## What is expected
Copy each line exactly. Leave nothing out.

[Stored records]

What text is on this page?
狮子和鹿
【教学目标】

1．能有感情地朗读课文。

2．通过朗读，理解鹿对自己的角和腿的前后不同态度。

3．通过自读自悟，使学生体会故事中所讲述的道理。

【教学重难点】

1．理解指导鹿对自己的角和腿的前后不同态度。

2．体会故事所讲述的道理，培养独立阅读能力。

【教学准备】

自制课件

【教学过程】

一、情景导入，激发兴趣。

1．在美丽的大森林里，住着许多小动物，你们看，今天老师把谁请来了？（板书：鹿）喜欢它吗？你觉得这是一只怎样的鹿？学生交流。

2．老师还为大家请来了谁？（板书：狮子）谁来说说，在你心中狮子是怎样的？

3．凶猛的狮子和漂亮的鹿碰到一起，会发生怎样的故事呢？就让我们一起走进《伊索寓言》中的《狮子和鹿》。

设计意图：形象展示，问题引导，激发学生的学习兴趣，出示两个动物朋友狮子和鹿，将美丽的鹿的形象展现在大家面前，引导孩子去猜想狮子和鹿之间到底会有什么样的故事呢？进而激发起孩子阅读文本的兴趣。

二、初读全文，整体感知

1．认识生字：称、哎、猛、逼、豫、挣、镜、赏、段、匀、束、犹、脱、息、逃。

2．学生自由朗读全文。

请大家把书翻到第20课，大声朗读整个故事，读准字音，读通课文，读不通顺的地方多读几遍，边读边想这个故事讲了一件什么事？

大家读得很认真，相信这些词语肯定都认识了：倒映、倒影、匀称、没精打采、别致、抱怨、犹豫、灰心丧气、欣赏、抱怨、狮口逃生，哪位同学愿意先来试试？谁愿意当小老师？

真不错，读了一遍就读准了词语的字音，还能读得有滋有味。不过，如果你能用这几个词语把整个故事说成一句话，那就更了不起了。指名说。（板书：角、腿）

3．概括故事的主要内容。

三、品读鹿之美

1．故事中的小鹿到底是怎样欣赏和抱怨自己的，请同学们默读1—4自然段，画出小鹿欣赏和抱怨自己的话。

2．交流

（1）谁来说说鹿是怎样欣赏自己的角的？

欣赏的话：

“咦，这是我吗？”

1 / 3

## The response
What text is on this page?
狮子和鹿
【教学目标】

1．能有感情地朗读课文。

2．通过朗读，理解鹿对自己的角和腿的前后不同态度。

3．通过自读自悟，使学生体会故事中所讲述的道理。

【教学重难点】

1．理解指导鹿对自己的角和腿的前后不同态度。

2．体会故事所讲述的道理，培养独立阅读能力。

【教学准备】

自制课件

【教学过程】

一、情景导入，激发兴趣。

1．在美丽的大森林里，住着许多小动物，你们看，今天老师把谁请来了？（板书：鹿）喜欢它吗？你觉得这是一只怎样的鹿？学生交流。

2．老师还为大家请来了谁？（板书：狮子）谁来说说，在你心中狮子是怎样的？

3．凶猛的狮子和漂亮的鹿碰到一起，会发生怎样的故事呢？就让我们一起走进《伊索寓言》中的《狮子和鹿》。

设计意图：形象展示，问题引导，激发学生的学习兴趣，出示两个动物朋友狮子和鹿，将美丽的鹿的形象展现在大家面前，引导孩子去猜想狮子和鹿之间到底会有什么样的故事呢？进而激发起孩子阅读文本的兴趣。

二、初读全文，整体感知

1．认识生字：称、哎、猛、逼、豫、挣、镜、赏、段、匀、束、犹、脱、息、逃。

2．学生自由朗读全文。

请大家把书翻到第20课，大声朗读整个故事，读准字音，读通课文，读不通顺的地方多读几遍，边读边想这个故事讲了一件什么事？

大家读得很认真，相信这些词语肯定都认识了：倒映、倒影、匀称、没精打采、别致、抱怨、犹豫、灰心丧气、欣赏、抱怨、狮口逃生，哪位同学愿意先来试试？谁愿意当小老师？

真不错，读了一遍就读准了词语的字音，还能读得有滋有味。不过，如果你能用这几个词语把整个故事说成一句话，那就更了不起了。指名说。（板书：角、腿）

3．概括故事的主要内容。

三、品读鹿之美

1．故事中的小鹿到底是怎样欣赏和抱怨自己的，请同学们默读1—4自然段，画出小鹿欣赏和抱怨自己的话。

2．交流

（1）谁来说说鹿是怎样欣赏自己的角的？

欣赏的话：

“咦，这是我吗？”

1 / 3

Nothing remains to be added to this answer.